[start of DATA TO USE]

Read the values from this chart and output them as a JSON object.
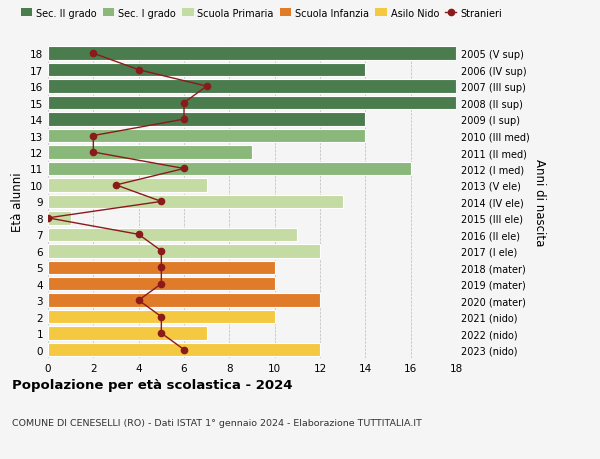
{
  "ages": [
    0,
    1,
    2,
    3,
    4,
    5,
    6,
    7,
    8,
    9,
    10,
    11,
    12,
    13,
    14,
    15,
    16,
    17,
    18
  ],
  "right_labels": [
    "2023 (nido)",
    "2022 (nido)",
    "2021 (nido)",
    "2020 (mater)",
    "2019 (mater)",
    "2018 (mater)",
    "2017 (I ele)",
    "2016 (II ele)",
    "2015 (III ele)",
    "2014 (IV ele)",
    "2013 (V ele)",
    "2012 (I med)",
    "2011 (II med)",
    "2010 (III med)",
    "2009 (I sup)",
    "2008 (II sup)",
    "2007 (III sup)",
    "2006 (IV sup)",
    "2005 (V sup)"
  ],
  "bar_values": [
    12,
    7,
    10,
    12,
    10,
    10,
    12,
    11,
    1,
    13,
    7,
    16,
    9,
    14,
    14,
    18,
    18,
    14,
    18
  ],
  "bar_colors": [
    "#f5c842",
    "#f5c842",
    "#f5c842",
    "#e07b2a",
    "#e07b2a",
    "#e07b2a",
    "#c5dba4",
    "#c5dba4",
    "#c5dba4",
    "#c5dba4",
    "#c5dba4",
    "#8ab87a",
    "#8ab87a",
    "#8ab87a",
    "#4a7c4e",
    "#4a7c4e",
    "#4a7c4e",
    "#4a7c4e",
    "#4a7c4e"
  ],
  "stranieri_values": [
    6,
    5,
    5,
    4,
    5,
    5,
    5,
    4,
    0,
    5,
    3,
    6,
    2,
    2,
    6,
    6,
    7,
    4,
    2
  ],
  "title": "Popolazione per età scolastica - 2024",
  "subtitle": "COMUNE DI CENESELLI (RO) - Dati ISTAT 1° gennaio 2024 - Elaborazione TUTTITALIA.IT",
  "ylabel": "Età alunni",
  "right_ylabel": "Anni di nascita",
  "xlim": [
    0,
    18
  ],
  "xticks": [
    0,
    2,
    4,
    6,
    8,
    10,
    12,
    14,
    16,
    18
  ],
  "legend_labels": [
    "Sec. II grado",
    "Sec. I grado",
    "Scuola Primaria",
    "Scuola Infanzia",
    "Asilo Nido",
    "Stranieri"
  ],
  "legend_colors": [
    "#4a7c4e",
    "#8ab87a",
    "#c5dba4",
    "#e07b2a",
    "#f5c842",
    "#8b1a1a"
  ],
  "color_stranieri": "#8b1a1a",
  "background_color": "#f5f5f5",
  "grid_color": "#bbbbbb"
}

[end of DATA TO USE]

● SET PROBLEM: Exactly reproduce the entries above, minus the pictures.

● SOLUTION TO THE PROBLEM:
Read the values from this chart and output them as a JSON object.
{
  "ages": [
    0,
    1,
    2,
    3,
    4,
    5,
    6,
    7,
    8,
    9,
    10,
    11,
    12,
    13,
    14,
    15,
    16,
    17,
    18
  ],
  "right_labels": [
    "2023 (nido)",
    "2022 (nido)",
    "2021 (nido)",
    "2020 (mater)",
    "2019 (mater)",
    "2018 (mater)",
    "2017 (I ele)",
    "2016 (II ele)",
    "2015 (III ele)",
    "2014 (IV ele)",
    "2013 (V ele)",
    "2012 (I med)",
    "2011 (II med)",
    "2010 (III med)",
    "2009 (I sup)",
    "2008 (II sup)",
    "2007 (III sup)",
    "2006 (IV sup)",
    "2005 (V sup)"
  ],
  "bar_values": [
    12,
    7,
    10,
    12,
    10,
    10,
    12,
    11,
    1,
    13,
    7,
    16,
    9,
    14,
    14,
    18,
    18,
    14,
    18
  ],
  "bar_colors": [
    "#f5c842",
    "#f5c842",
    "#f5c842",
    "#e07b2a",
    "#e07b2a",
    "#e07b2a",
    "#c5dba4",
    "#c5dba4",
    "#c5dba4",
    "#c5dba4",
    "#c5dba4",
    "#8ab87a",
    "#8ab87a",
    "#8ab87a",
    "#4a7c4e",
    "#4a7c4e",
    "#4a7c4e",
    "#4a7c4e",
    "#4a7c4e"
  ],
  "stranieri_values": [
    6,
    5,
    5,
    4,
    5,
    5,
    5,
    4,
    0,
    5,
    3,
    6,
    2,
    2,
    6,
    6,
    7,
    4,
    2
  ],
  "title": "Popolazione per età scolastica - 2024",
  "subtitle": "COMUNE DI CENESELLI (RO) - Dati ISTAT 1° gennaio 2024 - Elaborazione TUTTITALIA.IT",
  "ylabel": "Età alunni",
  "right_ylabel": "Anni di nascita",
  "xlim": [
    0,
    18
  ],
  "xticks": [
    0,
    2,
    4,
    6,
    8,
    10,
    12,
    14,
    16,
    18
  ],
  "legend_labels": [
    "Sec. II grado",
    "Sec. I grado",
    "Scuola Primaria",
    "Scuola Infanzia",
    "Asilo Nido",
    "Stranieri"
  ],
  "legend_colors": [
    "#4a7c4e",
    "#8ab87a",
    "#c5dba4",
    "#e07b2a",
    "#f5c842",
    "#8b1a1a"
  ],
  "color_stranieri": "#8b1a1a",
  "background_color": "#f5f5f5",
  "grid_color": "#bbbbbb"
}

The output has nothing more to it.